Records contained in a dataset
+ + + + + + +

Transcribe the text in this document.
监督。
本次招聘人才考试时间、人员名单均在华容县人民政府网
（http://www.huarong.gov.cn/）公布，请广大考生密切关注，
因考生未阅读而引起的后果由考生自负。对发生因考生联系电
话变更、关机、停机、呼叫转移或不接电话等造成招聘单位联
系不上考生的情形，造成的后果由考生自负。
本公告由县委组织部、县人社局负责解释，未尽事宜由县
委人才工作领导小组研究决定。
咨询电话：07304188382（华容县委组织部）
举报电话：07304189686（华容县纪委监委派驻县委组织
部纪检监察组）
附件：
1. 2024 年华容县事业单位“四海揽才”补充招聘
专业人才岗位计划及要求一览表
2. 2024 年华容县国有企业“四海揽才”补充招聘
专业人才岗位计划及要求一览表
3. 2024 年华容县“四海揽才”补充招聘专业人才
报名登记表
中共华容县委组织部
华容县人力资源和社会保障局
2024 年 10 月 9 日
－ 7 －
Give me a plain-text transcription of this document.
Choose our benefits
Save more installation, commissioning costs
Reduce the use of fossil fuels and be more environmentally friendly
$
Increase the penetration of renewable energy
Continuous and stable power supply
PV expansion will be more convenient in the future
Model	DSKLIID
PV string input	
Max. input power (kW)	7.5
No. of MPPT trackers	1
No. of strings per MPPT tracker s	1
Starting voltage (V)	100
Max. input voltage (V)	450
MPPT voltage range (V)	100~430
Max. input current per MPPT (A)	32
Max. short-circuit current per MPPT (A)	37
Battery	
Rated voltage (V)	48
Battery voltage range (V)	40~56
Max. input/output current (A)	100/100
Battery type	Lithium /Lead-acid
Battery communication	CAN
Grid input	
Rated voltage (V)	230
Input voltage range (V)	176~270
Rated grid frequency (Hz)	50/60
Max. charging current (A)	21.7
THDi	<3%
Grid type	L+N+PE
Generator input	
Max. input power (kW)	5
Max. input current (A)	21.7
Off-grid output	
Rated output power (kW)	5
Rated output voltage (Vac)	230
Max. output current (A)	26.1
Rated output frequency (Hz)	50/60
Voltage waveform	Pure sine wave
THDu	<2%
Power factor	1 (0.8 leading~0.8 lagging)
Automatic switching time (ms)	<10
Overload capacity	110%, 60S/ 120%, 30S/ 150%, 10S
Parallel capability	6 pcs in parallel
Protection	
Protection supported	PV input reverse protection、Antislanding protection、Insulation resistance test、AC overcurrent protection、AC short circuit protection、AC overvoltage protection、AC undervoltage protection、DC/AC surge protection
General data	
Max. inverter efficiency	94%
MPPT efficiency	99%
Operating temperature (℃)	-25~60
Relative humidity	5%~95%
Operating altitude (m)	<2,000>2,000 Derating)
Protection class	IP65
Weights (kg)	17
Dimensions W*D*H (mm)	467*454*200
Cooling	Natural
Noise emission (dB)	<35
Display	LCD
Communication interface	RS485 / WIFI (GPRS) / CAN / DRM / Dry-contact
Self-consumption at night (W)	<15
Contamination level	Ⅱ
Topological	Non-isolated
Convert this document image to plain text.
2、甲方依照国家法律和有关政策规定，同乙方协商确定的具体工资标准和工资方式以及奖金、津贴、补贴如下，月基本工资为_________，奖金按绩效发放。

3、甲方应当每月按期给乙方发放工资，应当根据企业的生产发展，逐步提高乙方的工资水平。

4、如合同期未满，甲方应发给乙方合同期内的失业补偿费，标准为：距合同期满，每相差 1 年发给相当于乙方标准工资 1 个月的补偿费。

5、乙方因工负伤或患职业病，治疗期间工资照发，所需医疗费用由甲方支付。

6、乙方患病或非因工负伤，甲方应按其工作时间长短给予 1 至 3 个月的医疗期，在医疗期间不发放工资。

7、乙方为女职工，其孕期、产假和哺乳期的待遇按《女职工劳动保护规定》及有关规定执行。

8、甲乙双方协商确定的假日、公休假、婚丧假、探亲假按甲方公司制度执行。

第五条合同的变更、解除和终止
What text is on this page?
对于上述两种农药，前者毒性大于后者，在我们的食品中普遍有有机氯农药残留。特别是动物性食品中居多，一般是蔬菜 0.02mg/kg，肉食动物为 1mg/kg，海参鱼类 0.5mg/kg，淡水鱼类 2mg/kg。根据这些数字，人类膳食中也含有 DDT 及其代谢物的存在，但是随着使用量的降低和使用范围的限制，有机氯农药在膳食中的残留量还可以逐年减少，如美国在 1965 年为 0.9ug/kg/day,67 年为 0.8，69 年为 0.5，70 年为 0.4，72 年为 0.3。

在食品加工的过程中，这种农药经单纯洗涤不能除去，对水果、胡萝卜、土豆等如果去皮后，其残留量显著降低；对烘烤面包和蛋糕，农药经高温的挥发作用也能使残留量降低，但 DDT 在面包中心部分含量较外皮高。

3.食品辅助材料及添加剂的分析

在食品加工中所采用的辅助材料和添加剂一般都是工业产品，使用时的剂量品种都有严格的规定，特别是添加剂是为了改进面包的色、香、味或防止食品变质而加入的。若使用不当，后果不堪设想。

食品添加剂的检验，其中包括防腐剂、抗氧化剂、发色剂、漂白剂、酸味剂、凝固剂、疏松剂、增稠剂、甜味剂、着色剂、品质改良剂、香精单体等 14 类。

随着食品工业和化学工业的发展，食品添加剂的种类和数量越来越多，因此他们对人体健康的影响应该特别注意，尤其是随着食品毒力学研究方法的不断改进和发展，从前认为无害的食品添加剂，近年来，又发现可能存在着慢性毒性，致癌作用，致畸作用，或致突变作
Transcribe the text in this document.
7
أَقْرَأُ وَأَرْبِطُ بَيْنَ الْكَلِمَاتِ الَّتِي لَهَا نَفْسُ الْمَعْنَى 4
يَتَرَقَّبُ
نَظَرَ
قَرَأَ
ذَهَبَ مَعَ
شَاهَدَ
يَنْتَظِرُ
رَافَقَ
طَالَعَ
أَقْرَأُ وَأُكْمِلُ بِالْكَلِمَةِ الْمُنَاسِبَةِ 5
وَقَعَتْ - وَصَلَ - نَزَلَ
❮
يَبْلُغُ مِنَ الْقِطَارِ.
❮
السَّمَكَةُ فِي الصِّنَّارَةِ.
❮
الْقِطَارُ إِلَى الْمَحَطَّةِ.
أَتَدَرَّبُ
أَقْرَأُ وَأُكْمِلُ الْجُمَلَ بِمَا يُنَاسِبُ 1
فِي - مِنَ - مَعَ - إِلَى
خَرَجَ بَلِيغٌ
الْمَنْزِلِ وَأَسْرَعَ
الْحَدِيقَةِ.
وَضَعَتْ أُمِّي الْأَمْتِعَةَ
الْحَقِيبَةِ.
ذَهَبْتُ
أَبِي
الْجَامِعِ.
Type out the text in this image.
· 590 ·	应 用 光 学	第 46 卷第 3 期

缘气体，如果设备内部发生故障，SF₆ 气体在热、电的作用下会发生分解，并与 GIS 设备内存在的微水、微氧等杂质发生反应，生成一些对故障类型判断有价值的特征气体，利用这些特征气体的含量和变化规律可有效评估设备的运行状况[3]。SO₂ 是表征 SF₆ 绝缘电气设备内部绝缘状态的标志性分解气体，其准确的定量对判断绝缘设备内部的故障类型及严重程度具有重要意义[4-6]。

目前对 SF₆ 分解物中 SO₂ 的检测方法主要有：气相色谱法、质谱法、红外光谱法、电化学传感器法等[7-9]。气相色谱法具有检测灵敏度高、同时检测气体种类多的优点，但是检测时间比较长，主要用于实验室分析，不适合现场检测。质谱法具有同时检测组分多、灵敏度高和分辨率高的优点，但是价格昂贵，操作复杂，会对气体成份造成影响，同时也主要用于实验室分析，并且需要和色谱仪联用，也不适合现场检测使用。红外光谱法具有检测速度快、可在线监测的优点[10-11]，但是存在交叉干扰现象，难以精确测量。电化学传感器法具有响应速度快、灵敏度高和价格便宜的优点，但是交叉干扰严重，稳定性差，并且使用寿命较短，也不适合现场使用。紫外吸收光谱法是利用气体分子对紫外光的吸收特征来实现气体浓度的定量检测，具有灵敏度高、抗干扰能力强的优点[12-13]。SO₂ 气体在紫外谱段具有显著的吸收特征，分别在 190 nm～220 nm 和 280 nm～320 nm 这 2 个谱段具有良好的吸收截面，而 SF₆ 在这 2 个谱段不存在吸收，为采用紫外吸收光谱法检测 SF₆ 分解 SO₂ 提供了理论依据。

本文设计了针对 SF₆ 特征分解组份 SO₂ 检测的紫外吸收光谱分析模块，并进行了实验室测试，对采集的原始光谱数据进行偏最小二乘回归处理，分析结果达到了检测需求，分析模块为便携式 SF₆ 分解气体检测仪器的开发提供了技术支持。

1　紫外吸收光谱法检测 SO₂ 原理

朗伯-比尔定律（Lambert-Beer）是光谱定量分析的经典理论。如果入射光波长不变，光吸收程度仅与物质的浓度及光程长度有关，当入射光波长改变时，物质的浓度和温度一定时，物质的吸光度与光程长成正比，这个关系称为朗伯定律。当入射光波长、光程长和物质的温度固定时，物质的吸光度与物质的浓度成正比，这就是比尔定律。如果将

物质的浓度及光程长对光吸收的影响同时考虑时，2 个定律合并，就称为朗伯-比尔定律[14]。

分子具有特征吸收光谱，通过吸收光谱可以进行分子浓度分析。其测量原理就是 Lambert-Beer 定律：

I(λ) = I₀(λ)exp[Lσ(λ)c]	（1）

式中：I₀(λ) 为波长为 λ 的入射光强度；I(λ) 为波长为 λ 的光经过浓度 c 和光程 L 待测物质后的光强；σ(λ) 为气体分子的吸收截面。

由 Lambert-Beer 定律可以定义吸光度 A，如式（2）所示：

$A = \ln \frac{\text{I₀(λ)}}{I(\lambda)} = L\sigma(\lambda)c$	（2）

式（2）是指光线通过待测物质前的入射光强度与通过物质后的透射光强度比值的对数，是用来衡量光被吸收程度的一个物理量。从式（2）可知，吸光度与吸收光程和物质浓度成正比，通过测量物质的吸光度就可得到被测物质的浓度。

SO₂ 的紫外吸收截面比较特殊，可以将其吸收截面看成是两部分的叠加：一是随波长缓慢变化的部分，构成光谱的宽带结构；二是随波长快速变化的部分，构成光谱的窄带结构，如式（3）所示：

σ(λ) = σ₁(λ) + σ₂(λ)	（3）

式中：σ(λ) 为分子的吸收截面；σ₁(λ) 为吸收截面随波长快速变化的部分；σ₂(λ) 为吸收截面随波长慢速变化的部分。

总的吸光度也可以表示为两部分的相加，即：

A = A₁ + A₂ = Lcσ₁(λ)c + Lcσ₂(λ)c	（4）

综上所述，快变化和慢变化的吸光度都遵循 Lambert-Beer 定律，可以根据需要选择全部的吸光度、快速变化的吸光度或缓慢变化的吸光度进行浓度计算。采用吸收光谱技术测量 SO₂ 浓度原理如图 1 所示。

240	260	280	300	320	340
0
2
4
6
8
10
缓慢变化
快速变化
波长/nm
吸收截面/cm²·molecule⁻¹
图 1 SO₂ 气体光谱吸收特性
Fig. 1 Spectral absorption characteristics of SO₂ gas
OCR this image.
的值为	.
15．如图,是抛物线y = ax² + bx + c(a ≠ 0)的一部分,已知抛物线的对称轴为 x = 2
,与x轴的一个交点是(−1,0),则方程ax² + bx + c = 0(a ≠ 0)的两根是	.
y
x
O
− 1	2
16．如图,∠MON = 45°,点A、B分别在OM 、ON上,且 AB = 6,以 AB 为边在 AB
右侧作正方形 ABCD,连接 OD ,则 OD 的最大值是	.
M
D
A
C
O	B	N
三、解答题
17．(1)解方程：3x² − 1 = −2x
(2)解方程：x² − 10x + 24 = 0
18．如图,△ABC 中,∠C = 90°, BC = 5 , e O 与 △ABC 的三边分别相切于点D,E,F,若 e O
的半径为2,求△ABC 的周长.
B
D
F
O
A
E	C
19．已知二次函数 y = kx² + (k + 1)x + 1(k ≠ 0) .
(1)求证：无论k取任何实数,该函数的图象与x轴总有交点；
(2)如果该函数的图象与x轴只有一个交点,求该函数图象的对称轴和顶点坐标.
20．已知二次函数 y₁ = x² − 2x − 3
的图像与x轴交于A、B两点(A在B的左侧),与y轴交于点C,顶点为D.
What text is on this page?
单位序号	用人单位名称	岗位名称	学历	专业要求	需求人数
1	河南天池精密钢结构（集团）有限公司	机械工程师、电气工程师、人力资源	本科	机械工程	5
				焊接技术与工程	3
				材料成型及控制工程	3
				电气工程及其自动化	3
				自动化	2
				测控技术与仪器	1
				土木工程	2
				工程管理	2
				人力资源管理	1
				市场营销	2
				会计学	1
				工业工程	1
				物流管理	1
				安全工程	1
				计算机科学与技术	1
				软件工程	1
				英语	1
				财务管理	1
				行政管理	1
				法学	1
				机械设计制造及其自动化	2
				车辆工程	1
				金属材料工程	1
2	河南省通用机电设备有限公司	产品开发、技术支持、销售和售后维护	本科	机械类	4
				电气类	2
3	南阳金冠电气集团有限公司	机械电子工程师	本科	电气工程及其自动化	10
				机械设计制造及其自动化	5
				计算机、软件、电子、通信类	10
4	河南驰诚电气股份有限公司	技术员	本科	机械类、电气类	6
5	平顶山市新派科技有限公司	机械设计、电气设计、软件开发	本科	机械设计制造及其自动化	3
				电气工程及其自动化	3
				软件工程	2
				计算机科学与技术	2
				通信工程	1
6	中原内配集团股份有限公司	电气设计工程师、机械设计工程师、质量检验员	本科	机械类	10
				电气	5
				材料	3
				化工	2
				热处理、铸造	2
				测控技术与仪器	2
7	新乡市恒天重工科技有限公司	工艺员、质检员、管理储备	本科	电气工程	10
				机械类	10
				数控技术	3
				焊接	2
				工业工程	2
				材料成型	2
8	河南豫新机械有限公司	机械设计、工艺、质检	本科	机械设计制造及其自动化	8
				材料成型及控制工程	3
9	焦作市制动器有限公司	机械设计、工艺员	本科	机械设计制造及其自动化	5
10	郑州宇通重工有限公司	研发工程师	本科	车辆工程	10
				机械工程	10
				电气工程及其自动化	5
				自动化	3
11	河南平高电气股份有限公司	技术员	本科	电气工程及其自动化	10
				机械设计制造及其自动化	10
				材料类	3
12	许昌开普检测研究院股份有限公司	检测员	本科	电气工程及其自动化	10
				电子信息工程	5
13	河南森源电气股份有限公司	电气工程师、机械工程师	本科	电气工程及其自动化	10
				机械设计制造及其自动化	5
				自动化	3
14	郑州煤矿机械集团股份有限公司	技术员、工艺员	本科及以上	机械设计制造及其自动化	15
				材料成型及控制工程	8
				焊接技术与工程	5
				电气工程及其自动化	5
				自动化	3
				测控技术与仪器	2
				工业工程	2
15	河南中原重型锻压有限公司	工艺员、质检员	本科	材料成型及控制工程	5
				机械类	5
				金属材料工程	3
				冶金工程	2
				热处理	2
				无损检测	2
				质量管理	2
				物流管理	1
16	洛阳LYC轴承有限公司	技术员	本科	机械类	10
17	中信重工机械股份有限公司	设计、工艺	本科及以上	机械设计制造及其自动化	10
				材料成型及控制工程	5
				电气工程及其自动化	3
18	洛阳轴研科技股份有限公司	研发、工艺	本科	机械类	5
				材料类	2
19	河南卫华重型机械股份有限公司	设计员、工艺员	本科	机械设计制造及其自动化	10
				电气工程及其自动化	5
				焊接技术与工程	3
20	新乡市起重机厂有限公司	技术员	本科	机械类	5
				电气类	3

+ + + + + + +

# Directive
Look through the data and gather every line with the string "电气工程师" in it.

# Written solution
1	河南天池精密钢结构（集团）有限公司	机械工程师、电气工程师、人力资源	本科	机械工程	5
13	河南森源电气股份有限公司	电气工程师、机械工程师	本科	电气工程及其自动化	10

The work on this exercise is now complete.